[TASK GOAL]: Starting at the beginning of the records and ending at the line that contains "point <box>442 310 454 321</box>", format those lines as a numbered list, leaving out any blank lines.

[INPUT DATA]:
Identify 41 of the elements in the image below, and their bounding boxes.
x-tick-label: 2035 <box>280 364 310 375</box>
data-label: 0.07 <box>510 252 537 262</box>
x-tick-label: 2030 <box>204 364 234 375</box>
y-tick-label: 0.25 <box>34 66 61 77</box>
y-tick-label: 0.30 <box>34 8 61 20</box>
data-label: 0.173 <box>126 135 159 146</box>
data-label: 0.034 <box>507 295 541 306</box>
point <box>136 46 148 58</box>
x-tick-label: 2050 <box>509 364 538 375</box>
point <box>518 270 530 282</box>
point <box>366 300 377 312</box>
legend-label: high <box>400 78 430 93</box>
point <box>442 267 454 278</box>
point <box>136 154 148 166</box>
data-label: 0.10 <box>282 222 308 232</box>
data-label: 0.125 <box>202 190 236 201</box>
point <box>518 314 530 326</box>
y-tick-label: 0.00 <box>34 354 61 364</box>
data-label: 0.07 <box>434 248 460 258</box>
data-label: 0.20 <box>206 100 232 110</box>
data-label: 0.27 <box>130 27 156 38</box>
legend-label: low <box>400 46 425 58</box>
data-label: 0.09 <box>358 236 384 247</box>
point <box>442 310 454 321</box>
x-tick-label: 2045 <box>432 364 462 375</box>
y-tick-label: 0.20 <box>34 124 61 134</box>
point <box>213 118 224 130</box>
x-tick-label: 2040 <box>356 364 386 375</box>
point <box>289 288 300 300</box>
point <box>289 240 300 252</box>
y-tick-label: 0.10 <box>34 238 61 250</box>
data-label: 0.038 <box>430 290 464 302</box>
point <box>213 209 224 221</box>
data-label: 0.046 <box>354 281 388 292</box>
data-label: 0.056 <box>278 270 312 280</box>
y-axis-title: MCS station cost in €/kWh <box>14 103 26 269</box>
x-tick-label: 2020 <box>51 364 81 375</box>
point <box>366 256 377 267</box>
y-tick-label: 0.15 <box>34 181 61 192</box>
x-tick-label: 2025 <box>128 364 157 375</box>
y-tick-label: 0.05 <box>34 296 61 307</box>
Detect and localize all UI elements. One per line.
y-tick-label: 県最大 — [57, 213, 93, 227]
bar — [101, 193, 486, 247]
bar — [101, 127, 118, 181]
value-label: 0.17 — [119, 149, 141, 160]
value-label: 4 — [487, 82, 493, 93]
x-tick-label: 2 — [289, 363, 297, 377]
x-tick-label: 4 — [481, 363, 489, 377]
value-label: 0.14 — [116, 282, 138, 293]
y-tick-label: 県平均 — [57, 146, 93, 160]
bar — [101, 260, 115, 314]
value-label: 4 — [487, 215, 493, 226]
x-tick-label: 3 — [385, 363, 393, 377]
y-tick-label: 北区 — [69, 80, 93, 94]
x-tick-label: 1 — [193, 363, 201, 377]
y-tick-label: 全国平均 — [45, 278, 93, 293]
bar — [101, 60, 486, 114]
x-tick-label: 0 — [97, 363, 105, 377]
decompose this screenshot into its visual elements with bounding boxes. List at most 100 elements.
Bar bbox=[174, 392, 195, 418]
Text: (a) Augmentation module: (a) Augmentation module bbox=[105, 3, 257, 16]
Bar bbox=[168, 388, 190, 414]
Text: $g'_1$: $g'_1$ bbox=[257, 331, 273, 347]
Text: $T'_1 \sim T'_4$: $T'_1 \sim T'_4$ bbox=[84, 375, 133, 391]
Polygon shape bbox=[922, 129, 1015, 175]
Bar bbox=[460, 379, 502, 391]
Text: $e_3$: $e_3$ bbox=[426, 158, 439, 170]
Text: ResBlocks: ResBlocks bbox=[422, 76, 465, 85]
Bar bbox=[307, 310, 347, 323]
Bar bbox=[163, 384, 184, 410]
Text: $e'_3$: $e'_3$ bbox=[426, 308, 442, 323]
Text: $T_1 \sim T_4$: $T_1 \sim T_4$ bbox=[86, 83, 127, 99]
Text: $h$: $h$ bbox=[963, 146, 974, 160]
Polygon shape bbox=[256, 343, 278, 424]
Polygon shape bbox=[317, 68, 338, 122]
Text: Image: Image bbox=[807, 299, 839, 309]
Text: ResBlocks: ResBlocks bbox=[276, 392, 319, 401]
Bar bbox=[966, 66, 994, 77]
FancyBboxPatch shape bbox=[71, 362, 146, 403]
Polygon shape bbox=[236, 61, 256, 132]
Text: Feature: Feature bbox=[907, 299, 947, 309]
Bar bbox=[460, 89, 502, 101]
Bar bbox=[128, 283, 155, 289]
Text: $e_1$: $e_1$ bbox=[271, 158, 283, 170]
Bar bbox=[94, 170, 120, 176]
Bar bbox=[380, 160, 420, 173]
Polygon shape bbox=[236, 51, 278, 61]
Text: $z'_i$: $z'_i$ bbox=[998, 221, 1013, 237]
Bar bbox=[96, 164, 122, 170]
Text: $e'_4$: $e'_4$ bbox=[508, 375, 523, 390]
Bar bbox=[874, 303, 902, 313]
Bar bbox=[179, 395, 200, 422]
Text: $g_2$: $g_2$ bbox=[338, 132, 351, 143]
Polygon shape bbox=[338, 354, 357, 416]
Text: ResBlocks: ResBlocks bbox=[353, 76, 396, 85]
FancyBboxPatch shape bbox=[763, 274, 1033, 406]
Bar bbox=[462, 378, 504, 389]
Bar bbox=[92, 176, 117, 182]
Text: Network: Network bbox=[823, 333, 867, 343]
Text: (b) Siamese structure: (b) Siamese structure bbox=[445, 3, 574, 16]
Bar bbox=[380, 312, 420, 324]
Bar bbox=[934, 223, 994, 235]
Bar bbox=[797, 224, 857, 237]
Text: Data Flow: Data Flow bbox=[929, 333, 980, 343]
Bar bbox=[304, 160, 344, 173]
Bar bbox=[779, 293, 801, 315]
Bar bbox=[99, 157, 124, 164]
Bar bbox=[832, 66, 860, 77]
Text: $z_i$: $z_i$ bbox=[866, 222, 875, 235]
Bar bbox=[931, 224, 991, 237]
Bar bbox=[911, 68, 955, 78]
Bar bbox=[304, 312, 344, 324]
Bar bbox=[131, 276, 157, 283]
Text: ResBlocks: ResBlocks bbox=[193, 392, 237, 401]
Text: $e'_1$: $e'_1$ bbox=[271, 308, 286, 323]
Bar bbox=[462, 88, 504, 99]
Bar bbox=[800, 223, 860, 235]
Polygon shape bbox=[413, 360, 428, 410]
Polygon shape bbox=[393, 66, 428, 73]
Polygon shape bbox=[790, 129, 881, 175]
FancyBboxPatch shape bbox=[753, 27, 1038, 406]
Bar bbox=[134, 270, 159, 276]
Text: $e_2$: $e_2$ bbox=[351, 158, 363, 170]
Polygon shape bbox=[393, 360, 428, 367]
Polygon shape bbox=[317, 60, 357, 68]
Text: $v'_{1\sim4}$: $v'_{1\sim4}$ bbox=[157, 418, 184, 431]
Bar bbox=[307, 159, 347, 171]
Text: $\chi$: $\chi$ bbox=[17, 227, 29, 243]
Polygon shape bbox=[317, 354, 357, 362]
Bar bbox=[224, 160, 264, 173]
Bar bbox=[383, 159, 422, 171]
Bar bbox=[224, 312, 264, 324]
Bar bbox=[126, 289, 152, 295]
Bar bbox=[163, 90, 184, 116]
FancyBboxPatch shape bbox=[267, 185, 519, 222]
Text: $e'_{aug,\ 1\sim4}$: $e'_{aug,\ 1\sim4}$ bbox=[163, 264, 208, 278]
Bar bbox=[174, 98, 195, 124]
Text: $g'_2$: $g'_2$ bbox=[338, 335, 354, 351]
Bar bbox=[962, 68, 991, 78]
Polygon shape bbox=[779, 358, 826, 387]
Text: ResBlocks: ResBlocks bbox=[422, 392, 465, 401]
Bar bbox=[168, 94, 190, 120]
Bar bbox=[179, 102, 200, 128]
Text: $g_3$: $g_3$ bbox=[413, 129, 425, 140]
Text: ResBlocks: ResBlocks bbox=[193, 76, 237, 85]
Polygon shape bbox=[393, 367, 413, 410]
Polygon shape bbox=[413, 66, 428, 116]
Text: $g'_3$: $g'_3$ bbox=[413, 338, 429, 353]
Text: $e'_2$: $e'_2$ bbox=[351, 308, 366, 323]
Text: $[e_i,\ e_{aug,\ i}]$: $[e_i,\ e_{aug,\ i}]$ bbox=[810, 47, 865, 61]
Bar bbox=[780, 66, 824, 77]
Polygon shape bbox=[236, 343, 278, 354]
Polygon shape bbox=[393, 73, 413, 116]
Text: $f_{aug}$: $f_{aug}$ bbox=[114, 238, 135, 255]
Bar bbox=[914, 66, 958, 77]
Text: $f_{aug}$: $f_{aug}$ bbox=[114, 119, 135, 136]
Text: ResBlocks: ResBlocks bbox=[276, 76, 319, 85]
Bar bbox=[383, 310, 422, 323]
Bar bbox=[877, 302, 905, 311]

[OUTPUT]:
1. Identify 41 of the elements in the image below, and their bounding boxes.
2. x-tick-label: 2035 <box>280 364 310 375</box>
3. data-label: 0.07 <box>510 252 537 262</box>
4. x-tick-label: 2030 <box>204 364 234 375</box>
5. y-tick-label: 0.25 <box>34 66 61 77</box>
6. y-tick-label: 0.30 <box>34 8 61 20</box>
7. data-label: 0.173 <box>126 135 159 146</box>
8. data-label: 0.034 <box>507 295 541 306</box>
9. point <box>136 46 148 58</box>
10. x-tick-label: 2050 <box>509 364 538 375</box>
11. point <box>518 270 530 282</box>
12. point <box>366 300 377 312</box>
13. legend-label: high <box>400 78 430 93</box>
14. point <box>442 267 454 278</box>
15. point <box>136 154 148 166</box>
16. data-label: 0.10 <box>282 222 308 232</box>
17. data-label: 0.125 <box>202 190 236 201</box>
18. point <box>518 314 530 326</box>
19. y-tick-label: 0.00 <box>34 354 61 364</box>
20. data-label: 0.07 <box>434 248 460 258</box>
21. data-label: 0.20 <box>206 100 232 110</box>
22. data-label: 0.27 <box>130 27 156 38</box>
23. legend-label: low <box>400 46 425 58</box>
24. data-label: 0.09 <box>358 236 384 247</box>
25. point <box>442 310 454 321</box>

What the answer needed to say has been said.